__EXERCISE TASK__.
Report only the number of lines in this material that include "ffffff".

__MATERIAL FOR THIS TASK__.
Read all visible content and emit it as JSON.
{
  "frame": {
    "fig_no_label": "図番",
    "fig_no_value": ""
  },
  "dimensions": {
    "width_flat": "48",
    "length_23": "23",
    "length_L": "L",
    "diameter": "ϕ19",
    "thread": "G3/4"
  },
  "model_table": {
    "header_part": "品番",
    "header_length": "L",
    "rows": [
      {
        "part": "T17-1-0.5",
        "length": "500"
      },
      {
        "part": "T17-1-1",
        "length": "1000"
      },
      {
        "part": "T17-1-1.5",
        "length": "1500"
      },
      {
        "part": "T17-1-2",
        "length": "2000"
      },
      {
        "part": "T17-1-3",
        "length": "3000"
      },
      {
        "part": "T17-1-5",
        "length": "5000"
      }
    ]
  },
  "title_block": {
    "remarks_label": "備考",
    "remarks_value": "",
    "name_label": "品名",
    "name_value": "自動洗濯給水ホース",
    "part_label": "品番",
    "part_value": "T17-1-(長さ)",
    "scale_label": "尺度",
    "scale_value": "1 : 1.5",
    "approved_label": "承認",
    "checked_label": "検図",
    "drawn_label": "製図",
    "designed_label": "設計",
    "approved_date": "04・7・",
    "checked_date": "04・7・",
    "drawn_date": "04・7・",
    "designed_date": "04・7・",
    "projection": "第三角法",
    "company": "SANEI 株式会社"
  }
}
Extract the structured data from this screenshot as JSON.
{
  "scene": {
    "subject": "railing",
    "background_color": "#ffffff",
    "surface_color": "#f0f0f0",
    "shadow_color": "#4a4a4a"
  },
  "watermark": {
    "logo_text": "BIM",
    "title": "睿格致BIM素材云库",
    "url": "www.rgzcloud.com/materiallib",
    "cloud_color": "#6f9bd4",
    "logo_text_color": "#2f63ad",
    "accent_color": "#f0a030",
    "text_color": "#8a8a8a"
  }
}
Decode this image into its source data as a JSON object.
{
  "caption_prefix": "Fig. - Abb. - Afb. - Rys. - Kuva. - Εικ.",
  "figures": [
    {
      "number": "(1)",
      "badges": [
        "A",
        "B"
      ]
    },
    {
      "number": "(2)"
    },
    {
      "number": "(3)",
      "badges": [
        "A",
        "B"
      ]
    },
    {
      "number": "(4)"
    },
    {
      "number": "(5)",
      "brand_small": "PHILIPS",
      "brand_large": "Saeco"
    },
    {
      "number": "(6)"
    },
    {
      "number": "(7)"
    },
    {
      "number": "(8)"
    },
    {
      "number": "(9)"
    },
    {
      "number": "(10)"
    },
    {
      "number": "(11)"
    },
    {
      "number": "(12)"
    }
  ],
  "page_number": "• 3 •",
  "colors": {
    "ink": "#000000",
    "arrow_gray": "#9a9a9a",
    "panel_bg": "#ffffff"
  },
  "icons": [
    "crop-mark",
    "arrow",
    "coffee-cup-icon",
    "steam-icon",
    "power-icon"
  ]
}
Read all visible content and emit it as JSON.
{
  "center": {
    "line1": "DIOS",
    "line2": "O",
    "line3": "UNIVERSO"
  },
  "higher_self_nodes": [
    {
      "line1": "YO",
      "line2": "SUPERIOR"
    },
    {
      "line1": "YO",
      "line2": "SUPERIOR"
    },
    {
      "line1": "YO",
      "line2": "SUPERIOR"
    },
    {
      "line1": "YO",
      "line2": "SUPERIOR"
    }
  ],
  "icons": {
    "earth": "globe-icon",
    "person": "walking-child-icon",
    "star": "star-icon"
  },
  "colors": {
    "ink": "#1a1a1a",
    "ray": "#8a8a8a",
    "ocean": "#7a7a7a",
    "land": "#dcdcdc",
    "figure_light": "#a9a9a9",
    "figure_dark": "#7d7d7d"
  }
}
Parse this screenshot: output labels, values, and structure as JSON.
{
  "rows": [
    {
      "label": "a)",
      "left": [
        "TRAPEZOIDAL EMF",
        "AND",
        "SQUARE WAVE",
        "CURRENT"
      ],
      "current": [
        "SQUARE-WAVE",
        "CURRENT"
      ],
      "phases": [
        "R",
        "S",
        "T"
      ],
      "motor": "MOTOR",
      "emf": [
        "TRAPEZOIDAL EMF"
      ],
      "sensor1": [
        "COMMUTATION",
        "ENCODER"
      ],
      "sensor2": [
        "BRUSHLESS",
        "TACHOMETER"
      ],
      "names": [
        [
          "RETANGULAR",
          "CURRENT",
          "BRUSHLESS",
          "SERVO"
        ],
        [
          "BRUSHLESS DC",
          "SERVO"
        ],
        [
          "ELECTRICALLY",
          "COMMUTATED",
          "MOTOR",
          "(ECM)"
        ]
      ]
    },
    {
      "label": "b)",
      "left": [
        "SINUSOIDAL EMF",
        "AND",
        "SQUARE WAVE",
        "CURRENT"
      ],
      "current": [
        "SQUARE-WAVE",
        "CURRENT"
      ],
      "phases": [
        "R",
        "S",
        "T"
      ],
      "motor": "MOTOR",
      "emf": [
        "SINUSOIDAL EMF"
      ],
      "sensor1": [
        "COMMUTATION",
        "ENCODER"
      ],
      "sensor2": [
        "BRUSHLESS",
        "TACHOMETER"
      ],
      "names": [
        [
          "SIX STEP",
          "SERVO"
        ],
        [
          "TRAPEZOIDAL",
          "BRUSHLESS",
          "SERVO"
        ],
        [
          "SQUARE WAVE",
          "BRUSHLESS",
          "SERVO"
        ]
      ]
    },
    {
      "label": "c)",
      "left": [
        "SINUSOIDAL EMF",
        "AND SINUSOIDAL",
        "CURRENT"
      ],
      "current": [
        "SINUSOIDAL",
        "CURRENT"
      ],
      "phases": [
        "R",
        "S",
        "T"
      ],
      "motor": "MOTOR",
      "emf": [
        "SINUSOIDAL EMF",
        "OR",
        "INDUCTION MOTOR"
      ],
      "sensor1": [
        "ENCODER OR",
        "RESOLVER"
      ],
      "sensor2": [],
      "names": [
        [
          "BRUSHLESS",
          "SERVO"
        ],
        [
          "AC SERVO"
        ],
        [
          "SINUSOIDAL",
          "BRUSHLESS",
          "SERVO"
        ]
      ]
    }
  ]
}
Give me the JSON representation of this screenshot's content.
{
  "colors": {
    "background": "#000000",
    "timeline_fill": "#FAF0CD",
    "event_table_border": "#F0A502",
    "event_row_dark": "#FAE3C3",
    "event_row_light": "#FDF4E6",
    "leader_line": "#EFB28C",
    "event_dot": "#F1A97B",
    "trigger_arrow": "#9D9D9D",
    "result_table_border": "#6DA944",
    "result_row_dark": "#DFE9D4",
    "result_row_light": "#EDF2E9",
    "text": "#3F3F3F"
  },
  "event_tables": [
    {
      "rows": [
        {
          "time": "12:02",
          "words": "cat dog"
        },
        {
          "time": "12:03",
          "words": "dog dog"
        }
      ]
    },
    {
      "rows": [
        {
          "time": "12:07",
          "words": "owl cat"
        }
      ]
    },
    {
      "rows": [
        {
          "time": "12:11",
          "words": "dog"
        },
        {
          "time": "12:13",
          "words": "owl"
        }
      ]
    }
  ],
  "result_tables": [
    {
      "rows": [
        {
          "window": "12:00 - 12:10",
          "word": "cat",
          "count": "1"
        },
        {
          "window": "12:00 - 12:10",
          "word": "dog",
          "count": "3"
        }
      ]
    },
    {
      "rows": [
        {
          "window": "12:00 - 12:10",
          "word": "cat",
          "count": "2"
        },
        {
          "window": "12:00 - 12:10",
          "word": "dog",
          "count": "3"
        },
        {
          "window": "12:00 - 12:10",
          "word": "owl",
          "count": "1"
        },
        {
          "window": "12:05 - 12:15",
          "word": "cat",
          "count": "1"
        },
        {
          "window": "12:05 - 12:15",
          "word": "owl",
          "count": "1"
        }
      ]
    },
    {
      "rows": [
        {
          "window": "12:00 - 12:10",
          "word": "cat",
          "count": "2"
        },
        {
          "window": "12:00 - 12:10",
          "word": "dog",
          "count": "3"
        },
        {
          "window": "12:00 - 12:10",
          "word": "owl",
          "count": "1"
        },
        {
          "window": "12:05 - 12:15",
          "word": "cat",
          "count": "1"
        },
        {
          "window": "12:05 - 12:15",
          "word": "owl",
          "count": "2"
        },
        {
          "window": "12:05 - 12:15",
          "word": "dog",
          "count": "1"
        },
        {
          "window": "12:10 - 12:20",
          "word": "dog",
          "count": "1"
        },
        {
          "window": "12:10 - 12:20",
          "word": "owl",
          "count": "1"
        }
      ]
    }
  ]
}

__RESPONSE BELOW__.
2